Arsenal have been forced into a sharp attacking-market reset after missing out on Leicester City teenager Jeremy Monga.
Fabrizio Romano reports that Manchester City have agreed a deal for the 16-year-old winger, with the package worth around £10m. His update adds that City completed the move after long Arsenal talks failed to produce a breakthrough.
FootballTransfers also reports that Arsenal had been in advanced talks for Monga before stepping away from the deal. That makes this more than a routine academy miss.
For Andrea Berta, it is an early reminder of how competitive the elite youth market has become. Arsenal can identify the right profile, hold serious discussions and still lose the player once City decide to move.
Arteta Needs Another Wide-Attack Route
Monga was never likely to be a short-term starter for Mikel Arteta, but losing a deal at this stage still matters. Elite teenage attackers rarely reach open-market conditions without major competition, and City’s intervention shows how quickly Arsenal’s recruitment work can be pulled into a bigger auction.
talkSPORT reported that Arsenal had been in advanced talks for Monga, while City were confident of hijacking the move. The Leicester winger has already played senior football, which explains why his market moved so quickly.

Document understanding data

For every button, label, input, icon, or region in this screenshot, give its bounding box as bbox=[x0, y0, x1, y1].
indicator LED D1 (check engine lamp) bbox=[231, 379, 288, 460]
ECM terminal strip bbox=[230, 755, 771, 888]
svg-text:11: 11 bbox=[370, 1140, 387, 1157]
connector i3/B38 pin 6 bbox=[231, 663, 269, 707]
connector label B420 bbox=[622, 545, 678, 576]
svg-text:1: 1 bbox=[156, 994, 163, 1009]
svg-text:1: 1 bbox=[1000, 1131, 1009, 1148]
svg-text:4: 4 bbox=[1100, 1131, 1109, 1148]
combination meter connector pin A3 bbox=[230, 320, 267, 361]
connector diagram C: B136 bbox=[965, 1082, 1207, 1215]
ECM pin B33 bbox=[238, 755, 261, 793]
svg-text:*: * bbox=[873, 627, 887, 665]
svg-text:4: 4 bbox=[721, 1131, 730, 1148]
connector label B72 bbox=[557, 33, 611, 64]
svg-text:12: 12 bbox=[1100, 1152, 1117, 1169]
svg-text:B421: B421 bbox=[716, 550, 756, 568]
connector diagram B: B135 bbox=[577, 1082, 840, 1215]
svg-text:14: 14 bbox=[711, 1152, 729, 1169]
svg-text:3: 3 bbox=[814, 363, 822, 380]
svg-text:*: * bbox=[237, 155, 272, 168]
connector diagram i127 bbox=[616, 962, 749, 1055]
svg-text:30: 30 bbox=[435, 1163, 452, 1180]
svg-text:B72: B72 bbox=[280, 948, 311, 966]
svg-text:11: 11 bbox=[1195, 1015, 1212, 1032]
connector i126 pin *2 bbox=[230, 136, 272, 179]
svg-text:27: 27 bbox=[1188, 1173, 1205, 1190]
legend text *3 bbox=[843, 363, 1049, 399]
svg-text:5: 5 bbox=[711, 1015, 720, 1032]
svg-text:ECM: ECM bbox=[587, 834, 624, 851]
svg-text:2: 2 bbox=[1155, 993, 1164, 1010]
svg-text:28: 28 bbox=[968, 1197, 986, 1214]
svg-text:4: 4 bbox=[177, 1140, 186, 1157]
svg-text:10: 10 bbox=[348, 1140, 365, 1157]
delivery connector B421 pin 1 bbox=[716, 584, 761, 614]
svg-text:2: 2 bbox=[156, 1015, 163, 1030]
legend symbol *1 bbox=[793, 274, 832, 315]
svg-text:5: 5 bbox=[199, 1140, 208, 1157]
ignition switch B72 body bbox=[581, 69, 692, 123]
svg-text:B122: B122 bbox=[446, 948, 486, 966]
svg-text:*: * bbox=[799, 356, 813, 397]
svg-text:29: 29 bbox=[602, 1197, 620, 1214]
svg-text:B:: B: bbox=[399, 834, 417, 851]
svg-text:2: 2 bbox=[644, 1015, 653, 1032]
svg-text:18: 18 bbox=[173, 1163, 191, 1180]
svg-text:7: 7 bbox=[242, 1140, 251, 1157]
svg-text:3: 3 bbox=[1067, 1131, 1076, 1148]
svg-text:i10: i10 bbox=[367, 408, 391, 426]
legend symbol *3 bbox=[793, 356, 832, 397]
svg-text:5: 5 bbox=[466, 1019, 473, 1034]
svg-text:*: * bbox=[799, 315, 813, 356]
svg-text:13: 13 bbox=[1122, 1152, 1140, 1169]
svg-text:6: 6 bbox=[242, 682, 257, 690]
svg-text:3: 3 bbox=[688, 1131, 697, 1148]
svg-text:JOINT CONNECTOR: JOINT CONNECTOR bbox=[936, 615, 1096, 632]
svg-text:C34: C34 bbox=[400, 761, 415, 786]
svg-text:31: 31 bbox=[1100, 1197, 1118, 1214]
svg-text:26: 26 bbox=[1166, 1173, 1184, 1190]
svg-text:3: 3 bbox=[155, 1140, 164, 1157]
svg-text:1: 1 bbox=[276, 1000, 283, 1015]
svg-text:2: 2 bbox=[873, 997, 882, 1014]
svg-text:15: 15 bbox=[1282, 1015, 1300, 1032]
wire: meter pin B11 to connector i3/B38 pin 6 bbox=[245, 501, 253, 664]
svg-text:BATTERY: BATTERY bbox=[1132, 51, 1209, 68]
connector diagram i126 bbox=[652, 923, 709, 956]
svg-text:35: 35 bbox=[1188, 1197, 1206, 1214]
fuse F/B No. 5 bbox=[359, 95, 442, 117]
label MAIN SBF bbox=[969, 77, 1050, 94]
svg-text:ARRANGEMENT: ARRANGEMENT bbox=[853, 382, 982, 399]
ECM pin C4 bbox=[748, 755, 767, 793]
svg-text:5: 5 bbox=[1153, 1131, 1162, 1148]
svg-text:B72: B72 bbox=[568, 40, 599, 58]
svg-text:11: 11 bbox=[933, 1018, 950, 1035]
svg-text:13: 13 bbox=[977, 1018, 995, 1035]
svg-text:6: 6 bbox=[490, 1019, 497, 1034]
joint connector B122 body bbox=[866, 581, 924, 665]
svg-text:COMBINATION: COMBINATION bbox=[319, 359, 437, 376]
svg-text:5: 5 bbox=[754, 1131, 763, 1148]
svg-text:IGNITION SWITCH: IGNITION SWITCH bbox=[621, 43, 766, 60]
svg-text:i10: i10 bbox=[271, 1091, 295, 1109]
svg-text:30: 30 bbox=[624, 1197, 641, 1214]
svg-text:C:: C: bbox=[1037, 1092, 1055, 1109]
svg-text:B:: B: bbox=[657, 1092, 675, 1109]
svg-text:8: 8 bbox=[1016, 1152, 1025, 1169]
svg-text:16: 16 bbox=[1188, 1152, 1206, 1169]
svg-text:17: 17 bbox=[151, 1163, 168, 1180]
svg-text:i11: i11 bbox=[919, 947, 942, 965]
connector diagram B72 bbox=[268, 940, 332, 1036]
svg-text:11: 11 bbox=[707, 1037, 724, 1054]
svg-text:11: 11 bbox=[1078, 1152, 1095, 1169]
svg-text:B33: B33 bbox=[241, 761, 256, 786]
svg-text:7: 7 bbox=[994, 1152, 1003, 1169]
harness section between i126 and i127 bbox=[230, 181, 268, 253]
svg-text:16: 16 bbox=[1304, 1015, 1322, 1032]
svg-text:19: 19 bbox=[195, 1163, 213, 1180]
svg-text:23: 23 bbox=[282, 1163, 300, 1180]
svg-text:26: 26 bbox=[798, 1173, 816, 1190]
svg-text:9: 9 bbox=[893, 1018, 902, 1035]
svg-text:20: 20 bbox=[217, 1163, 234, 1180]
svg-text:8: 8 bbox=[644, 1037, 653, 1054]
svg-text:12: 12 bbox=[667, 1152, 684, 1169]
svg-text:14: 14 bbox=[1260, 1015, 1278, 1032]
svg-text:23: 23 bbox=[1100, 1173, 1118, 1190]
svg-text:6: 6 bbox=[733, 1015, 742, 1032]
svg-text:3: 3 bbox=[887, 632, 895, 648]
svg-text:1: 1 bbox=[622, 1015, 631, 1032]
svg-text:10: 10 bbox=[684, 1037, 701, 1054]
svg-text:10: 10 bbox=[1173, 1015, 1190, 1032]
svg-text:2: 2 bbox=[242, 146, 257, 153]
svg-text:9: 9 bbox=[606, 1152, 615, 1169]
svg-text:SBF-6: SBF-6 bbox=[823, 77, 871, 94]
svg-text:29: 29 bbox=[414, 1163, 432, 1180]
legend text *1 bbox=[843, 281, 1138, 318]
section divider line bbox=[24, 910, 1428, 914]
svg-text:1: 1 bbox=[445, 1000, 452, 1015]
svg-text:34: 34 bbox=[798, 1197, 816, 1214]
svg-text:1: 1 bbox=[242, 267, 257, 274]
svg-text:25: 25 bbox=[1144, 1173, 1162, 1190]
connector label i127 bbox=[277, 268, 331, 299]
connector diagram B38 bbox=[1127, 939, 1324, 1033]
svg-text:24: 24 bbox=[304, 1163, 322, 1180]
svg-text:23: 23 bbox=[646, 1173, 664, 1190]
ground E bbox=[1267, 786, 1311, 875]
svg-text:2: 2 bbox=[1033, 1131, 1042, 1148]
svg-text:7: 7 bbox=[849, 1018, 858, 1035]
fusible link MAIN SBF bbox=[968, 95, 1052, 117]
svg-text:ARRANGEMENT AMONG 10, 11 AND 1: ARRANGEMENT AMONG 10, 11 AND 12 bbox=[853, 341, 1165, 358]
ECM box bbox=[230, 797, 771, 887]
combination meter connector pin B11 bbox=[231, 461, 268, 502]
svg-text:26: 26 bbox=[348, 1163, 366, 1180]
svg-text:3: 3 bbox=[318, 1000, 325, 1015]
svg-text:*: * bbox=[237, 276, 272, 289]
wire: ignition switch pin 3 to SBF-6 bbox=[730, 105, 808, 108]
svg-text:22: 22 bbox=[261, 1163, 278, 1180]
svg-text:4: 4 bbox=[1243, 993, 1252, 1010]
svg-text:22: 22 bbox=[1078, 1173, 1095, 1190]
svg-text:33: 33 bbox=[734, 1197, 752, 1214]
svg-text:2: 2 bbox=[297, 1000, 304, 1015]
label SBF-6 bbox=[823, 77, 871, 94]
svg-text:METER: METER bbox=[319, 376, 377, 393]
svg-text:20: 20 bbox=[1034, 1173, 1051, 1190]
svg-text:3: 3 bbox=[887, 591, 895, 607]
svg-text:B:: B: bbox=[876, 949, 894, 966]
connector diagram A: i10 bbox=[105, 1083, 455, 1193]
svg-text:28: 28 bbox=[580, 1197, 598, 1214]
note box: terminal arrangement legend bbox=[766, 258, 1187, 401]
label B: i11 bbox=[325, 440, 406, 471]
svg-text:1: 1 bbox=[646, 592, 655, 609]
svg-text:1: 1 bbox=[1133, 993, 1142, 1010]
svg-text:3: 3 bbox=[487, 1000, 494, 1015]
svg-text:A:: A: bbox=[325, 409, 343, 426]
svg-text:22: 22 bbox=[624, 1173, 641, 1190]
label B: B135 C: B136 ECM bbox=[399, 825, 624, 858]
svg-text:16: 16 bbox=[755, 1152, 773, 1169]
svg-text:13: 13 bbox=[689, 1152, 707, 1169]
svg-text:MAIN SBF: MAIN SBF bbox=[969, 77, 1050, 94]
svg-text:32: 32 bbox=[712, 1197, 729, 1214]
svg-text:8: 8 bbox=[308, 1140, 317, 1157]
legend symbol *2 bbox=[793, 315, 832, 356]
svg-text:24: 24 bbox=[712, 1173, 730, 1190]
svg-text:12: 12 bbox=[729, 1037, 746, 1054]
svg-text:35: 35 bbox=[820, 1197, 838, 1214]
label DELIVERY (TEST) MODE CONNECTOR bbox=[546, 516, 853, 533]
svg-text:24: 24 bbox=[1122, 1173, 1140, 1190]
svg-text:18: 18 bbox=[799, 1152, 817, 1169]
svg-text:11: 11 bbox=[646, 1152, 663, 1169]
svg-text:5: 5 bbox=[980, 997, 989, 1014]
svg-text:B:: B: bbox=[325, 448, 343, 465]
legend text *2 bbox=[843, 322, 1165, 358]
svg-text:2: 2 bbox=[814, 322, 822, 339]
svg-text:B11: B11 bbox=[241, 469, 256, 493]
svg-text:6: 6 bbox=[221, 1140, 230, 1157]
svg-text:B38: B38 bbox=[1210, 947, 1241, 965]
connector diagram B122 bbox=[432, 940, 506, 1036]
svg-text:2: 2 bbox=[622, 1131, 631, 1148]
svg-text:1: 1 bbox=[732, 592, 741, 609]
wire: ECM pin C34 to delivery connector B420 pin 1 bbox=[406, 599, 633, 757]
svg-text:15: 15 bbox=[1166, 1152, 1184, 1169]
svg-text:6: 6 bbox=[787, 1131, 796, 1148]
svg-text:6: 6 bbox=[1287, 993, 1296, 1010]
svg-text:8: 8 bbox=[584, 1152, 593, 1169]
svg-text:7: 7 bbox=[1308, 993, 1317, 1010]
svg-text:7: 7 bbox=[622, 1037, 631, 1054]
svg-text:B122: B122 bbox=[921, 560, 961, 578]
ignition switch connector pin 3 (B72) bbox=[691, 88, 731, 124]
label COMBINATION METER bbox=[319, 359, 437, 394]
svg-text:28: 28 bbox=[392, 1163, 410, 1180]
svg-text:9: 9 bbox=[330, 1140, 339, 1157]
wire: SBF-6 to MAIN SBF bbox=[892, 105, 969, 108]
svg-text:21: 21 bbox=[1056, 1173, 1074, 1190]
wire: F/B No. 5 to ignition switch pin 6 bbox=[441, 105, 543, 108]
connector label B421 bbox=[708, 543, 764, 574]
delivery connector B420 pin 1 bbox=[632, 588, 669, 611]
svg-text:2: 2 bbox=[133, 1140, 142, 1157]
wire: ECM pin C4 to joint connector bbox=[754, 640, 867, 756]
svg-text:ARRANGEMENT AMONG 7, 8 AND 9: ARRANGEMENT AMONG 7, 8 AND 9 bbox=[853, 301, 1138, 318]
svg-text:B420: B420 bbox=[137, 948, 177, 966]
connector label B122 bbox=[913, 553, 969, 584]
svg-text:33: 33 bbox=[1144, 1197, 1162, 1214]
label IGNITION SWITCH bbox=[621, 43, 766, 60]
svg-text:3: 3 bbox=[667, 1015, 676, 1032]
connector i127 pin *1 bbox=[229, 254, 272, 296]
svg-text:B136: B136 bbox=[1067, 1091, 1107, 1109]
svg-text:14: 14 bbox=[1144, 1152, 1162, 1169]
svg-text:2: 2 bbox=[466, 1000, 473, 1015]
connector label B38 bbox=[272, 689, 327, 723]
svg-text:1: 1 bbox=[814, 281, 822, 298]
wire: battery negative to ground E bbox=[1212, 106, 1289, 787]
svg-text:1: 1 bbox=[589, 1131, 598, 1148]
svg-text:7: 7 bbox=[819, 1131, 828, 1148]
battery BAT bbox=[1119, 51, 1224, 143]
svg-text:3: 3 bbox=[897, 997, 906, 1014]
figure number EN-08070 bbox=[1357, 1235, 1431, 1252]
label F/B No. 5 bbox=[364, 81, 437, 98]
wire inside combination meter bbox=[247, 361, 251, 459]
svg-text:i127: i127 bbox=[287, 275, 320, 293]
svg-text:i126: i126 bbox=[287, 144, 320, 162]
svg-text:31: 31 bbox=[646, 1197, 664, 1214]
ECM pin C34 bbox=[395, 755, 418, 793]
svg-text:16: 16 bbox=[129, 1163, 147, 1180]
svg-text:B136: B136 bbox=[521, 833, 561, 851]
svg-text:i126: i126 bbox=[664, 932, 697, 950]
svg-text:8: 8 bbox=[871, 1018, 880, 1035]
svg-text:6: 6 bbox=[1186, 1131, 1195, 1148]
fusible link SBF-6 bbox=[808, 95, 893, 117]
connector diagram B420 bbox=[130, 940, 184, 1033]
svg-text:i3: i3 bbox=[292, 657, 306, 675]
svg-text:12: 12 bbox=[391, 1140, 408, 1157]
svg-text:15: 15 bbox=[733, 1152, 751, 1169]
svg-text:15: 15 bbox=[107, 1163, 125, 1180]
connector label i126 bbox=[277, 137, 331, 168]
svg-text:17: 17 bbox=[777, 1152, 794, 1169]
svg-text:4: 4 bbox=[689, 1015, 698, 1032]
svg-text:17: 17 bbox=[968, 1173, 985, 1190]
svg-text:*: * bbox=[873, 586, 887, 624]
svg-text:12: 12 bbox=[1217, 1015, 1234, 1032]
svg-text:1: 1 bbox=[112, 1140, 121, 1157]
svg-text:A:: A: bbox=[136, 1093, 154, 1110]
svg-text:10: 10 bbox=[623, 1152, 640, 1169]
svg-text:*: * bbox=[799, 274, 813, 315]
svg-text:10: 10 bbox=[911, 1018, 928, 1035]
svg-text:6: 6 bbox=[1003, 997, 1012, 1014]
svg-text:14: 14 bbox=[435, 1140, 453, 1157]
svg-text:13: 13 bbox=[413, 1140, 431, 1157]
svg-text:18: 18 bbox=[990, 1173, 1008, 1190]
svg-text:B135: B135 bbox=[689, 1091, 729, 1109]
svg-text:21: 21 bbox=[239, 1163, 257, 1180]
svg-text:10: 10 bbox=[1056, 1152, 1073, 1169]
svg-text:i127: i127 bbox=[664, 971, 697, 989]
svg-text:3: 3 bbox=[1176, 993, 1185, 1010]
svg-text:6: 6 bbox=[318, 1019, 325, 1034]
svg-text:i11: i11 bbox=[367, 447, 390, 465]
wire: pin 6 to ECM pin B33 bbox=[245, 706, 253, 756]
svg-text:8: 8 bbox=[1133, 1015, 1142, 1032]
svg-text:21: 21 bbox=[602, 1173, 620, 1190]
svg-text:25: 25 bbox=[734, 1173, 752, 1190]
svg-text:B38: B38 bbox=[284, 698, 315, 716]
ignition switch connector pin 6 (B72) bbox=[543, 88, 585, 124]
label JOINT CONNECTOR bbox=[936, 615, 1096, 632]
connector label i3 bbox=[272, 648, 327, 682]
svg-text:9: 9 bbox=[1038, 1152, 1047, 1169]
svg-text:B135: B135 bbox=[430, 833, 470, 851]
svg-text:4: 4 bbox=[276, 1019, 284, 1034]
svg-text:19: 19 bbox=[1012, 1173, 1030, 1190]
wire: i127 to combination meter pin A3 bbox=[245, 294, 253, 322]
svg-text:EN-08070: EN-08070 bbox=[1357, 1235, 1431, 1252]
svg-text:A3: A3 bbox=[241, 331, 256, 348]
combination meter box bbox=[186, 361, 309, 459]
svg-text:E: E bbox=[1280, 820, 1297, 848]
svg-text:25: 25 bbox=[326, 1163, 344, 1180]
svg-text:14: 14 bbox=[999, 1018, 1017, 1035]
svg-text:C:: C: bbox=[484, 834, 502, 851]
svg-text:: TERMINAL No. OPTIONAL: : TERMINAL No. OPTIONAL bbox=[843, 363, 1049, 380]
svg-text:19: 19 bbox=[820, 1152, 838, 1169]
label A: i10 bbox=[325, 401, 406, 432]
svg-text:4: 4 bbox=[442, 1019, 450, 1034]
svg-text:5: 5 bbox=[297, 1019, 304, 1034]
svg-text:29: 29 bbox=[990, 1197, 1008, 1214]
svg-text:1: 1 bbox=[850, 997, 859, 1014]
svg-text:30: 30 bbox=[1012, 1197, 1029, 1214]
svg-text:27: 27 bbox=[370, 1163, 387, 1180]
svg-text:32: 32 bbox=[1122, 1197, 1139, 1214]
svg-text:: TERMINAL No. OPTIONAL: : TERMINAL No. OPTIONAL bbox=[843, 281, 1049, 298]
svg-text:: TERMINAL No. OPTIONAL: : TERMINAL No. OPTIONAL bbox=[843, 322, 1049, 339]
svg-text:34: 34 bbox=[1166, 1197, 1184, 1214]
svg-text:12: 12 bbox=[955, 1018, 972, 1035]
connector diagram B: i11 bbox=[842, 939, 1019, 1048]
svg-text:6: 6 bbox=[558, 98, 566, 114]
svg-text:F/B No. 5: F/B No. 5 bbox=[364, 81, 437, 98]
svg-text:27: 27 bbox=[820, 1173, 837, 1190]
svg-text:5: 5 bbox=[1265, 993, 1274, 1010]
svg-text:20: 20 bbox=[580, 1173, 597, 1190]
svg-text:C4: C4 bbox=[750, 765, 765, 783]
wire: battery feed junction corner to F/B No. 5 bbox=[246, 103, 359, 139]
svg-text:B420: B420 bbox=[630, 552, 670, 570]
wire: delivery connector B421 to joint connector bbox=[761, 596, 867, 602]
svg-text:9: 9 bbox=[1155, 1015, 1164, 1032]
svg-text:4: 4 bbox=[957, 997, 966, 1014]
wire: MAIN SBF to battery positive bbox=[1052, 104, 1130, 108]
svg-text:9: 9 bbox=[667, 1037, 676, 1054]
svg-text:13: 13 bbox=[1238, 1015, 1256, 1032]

To do:
Continue the article about Arsenal losing Jeremy Monga to Manchester City, picking up after its final sentence.

Result of this task:
The development also lands in a wider Arsenal attacking conversation. ReadArsenal recently analysed how Eli Junior Kroupi fits Berta’s forward-market filter, and Monga’s expected City move removes another high-upside development route from the board.
For Berta, the immediate issue is not panic. It is prioritisation. Arsenal still need senior attacking clarity around the left flank, squad depth and long-term succession planning.
Monga’s move to City narrows one path, but it should also sharpen the wider plan. Arsenal cannot chase every emerging winger at any price. They need to decide which young profiles are worth a fight and which ones should be allowed to move elsewhere before the numbers stop making sense.